◆ What you have to do ◆
Write the data out again exactly, dropping any images it holds.

[Dataset excerpt]
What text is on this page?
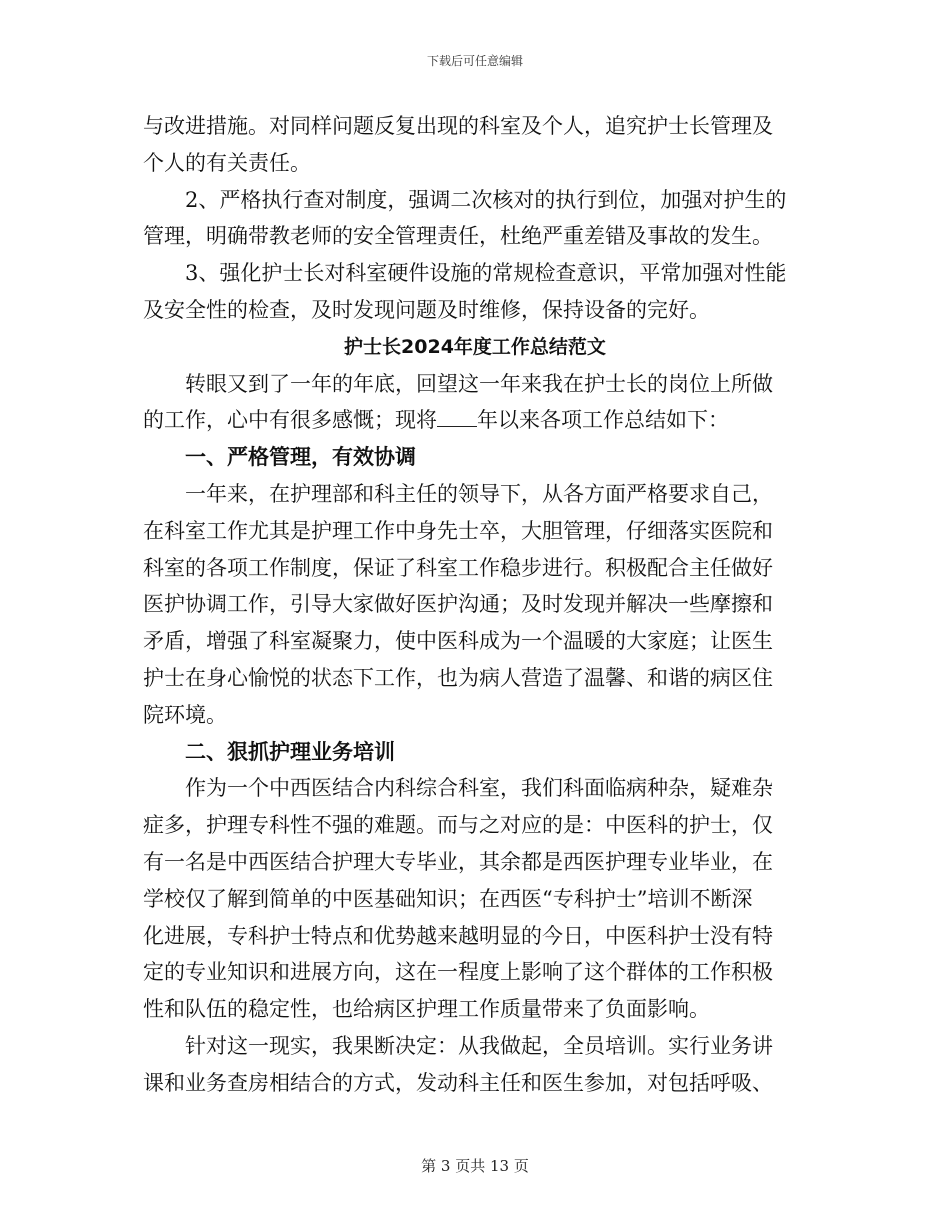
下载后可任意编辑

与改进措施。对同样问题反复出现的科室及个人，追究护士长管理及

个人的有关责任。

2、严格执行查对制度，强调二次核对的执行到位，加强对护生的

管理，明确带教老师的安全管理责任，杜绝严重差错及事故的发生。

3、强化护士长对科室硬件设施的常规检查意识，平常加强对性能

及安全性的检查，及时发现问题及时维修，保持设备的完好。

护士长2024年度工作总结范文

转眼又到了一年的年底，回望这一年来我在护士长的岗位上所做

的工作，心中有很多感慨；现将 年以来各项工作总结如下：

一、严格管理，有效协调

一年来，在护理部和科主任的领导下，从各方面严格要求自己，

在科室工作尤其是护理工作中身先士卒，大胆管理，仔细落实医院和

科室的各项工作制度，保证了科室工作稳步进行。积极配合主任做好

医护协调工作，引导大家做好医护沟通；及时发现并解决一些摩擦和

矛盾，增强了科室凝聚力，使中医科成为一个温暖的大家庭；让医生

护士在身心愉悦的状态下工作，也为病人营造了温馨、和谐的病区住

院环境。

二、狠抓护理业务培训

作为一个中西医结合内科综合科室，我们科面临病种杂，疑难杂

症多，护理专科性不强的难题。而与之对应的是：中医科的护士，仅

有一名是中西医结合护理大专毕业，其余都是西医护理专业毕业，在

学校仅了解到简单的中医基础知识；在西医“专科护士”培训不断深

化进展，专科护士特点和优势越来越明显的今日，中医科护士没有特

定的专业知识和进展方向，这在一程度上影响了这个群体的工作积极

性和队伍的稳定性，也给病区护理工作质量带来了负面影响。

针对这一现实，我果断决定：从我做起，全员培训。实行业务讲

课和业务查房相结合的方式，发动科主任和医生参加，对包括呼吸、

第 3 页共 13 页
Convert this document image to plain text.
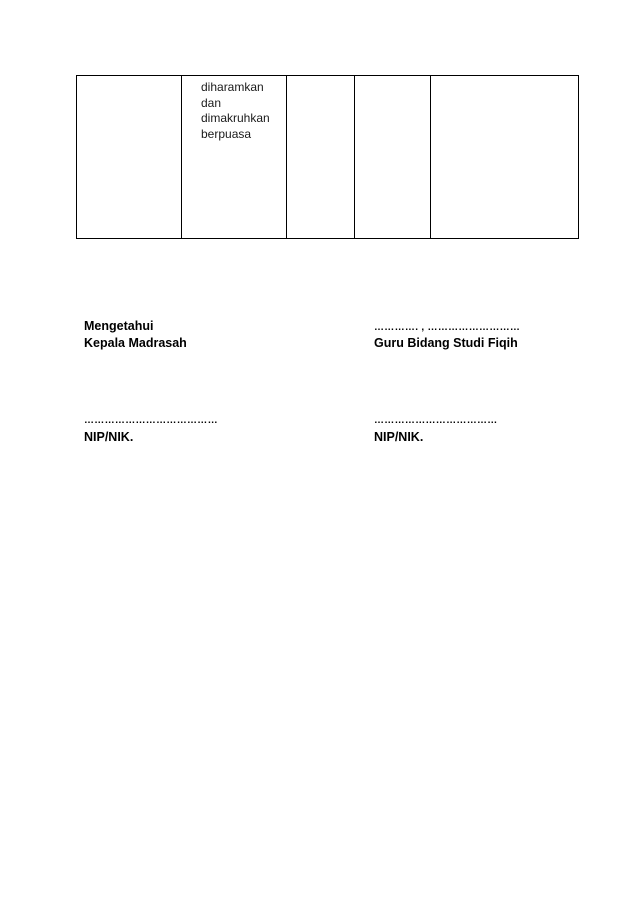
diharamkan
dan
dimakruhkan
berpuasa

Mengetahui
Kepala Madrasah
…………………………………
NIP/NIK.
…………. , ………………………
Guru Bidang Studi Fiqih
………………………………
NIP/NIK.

◆ Answer to the exercise ◆
What text is on this page?
下载后可任意编辑

与改进措施。对同样问题反复出现的科室及个人，追究护士长管理及

个人的有关责任。

2、严格执行查对制度，强调二次核对的执行到位，加强对护生的

管理，明确带教老师的安全管理责任，杜绝严重差错及事故的发生。

3、强化护士长对科室硬件设施的常规检查意识，平常加强对性能

及安全性的检查，及时发现问题及时维修，保持设备的完好。

护士长2024年度工作总结范文

转眼又到了一年的年底，回望这一年来我在护士长的岗位上所做

的工作，心中有很多感慨；现将 年以来各项工作总结如下：

一、严格管理，有效协调

一年来，在护理部和科主任的领导下，从各方面严格要求自己，

在科室工作尤其是护理工作中身先士卒，大胆管理，仔细落实医院和

科室的各项工作制度，保证了科室工作稳步进行。积极配合主任做好

医护协调工作，引导大家做好医护沟通；及时发现并解决一些摩擦和

矛盾，增强了科室凝聚力，使中医科成为一个温暖的大家庭；让医生

护士在身心愉悦的状态下工作，也为病人营造了温馨、和谐的病区住

院环境。

二、狠抓护理业务培训

作为一个中西医结合内科综合科室，我们科面临病种杂，疑难杂

症多，护理专科性不强的难题。而与之对应的是：中医科的护士，仅

有一名是中西医结合护理大专毕业，其余都是西医护理专业毕业，在

学校仅了解到简单的中医基础知识；在西医“专科护士”培训不断深

化进展，专科护士特点和优势越来越明显的今日，中医科护士没有特

定的专业知识和进展方向，这在一程度上影响了这个群体的工作积极

性和队伍的稳定性，也给病区护理工作质量带来了负面影响。

针对这一现实，我果断决定：从我做起，全员培训。实行业务讲

课和业务查房相结合的方式，发动科主任和医生参加，对包括呼吸、

第 3 页共 13 页
Convert this document image to plain text.
diharamkan
dan
dimakruhkan
berpuasa

Mengetahui
Kepala Madrasah
…………………………………
NIP/NIK.
…………. , ………………………
Guru Bidang Studi Fiqih
………………………………
NIP/NIK.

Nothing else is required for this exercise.